### Required work
Reproduce each line of the records below word for word, with nothing added, dropped, or changed.
+-------+
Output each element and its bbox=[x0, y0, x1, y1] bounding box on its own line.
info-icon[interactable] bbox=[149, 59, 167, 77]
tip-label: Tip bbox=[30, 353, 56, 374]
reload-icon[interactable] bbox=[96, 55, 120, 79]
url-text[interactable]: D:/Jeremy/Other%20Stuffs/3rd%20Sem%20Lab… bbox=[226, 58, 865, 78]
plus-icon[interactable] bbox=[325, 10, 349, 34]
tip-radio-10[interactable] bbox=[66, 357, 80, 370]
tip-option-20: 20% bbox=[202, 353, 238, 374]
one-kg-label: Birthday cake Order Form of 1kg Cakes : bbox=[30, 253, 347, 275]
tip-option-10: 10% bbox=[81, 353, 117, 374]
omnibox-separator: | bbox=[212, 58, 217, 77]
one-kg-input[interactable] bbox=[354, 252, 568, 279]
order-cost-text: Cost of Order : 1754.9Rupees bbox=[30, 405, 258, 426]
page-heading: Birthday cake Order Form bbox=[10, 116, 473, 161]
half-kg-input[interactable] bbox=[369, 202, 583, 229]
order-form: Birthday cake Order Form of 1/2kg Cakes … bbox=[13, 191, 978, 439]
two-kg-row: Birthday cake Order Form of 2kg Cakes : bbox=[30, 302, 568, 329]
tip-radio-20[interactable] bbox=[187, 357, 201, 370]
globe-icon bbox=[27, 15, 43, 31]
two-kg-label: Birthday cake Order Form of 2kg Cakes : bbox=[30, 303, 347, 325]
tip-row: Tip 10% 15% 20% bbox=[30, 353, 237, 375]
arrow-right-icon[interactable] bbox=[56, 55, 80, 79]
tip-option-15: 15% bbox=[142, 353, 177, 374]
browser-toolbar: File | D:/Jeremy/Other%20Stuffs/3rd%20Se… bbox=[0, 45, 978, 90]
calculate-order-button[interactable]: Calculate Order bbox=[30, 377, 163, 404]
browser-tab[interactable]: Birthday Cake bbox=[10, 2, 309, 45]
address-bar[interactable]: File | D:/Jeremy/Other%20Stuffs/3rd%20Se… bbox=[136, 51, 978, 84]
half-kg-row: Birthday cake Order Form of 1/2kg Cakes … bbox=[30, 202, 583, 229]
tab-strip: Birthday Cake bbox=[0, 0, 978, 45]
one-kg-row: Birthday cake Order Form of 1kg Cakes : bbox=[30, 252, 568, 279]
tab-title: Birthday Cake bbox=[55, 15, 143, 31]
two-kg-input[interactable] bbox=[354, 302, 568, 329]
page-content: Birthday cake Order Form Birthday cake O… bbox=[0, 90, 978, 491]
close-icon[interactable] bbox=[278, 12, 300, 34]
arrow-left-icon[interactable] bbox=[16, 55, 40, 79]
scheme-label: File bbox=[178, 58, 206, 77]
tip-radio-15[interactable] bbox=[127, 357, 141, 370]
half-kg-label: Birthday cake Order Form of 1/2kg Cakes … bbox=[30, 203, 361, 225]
+-------+
### Solution
Output each element and its bbox=[x0, y0, x1, y1] bounding box on its own line.
info-icon[interactable] bbox=[149, 59, 167, 77]
tip-label: Tip bbox=[30, 353, 56, 374]
reload-icon[interactable] bbox=[96, 55, 120, 79]
url-text[interactable]: D:/Jeremy/Other%20Stuffs/3rd%20Sem%20Lab… bbox=[226, 58, 865, 78]
plus-icon[interactable] bbox=[325, 10, 349, 34]
tip-radio-10[interactable] bbox=[66, 357, 80, 370]
tip-option-20: 20% bbox=[202, 353, 238, 374]
one-kg-label: Birthday cake Order Form of 1kg Cakes : bbox=[30, 253, 347, 275]
tip-option-10: 10% bbox=[81, 353, 117, 374]
omnibox-separator: | bbox=[212, 58, 217, 77]
one-kg-input[interactable] bbox=[354, 252, 568, 279]
order-cost-text: Cost of Order : 1754.9Rupees bbox=[30, 405, 258, 426]
page-heading: Birthday cake Order Form bbox=[10, 116, 473, 161]
half-kg-input[interactable] bbox=[369, 202, 583, 229]
order-form: Birthday cake Order Form of 1/2kg Cakes … bbox=[13, 191, 978, 439]
two-kg-row: Birthday cake Order Form of 2kg Cakes : bbox=[30, 302, 568, 329]
tip-radio-20[interactable] bbox=[187, 357, 201, 370]
globe-icon bbox=[27, 15, 43, 31]
two-kg-label: Birthday cake Order Form of 2kg Cakes : bbox=[30, 303, 347, 325]
tip-row: Tip 10% 15% 20% bbox=[30, 353, 237, 375]
arrow-right-icon[interactable] bbox=[56, 55, 80, 79]
tip-option-15: 15% bbox=[142, 353, 177, 374]
browser-toolbar: File | D:/Jeremy/Other%20Stuffs/3rd%20Se… bbox=[0, 45, 978, 90]
calculate-order-button[interactable]: Calculate Order bbox=[30, 377, 163, 404]
browser-tab[interactable]: Birthday Cake bbox=[10, 2, 309, 45]
address-bar[interactable]: File | D:/Jeremy/Other%20Stuffs/3rd%20Se… bbox=[136, 51, 978, 84]
half-kg-row: Birthday cake Order Form of 1/2kg Cakes … bbox=[30, 202, 583, 229]
tab-strip: Birthday Cake bbox=[0, 0, 978, 45]
one-kg-row: Birthday cake Order Form of 1kg Cakes : bbox=[30, 252, 568, 279]
tab-title: Birthday Cake bbox=[55, 15, 143, 31]
two-kg-input[interactable] bbox=[354, 302, 568, 329]
page-content: Birthday cake Order Form Birthday cake O… bbox=[0, 90, 978, 491]
close-icon[interactable] bbox=[278, 12, 300, 34]
arrow-left-icon[interactable] bbox=[16, 55, 40, 79]
scheme-label: File bbox=[178, 58, 206, 77]
tip-radio-15[interactable] bbox=[127, 357, 141, 370]
half-kg-label: Birthday cake Order Form of 1/2kg Cakes … bbox=[30, 203, 361, 225]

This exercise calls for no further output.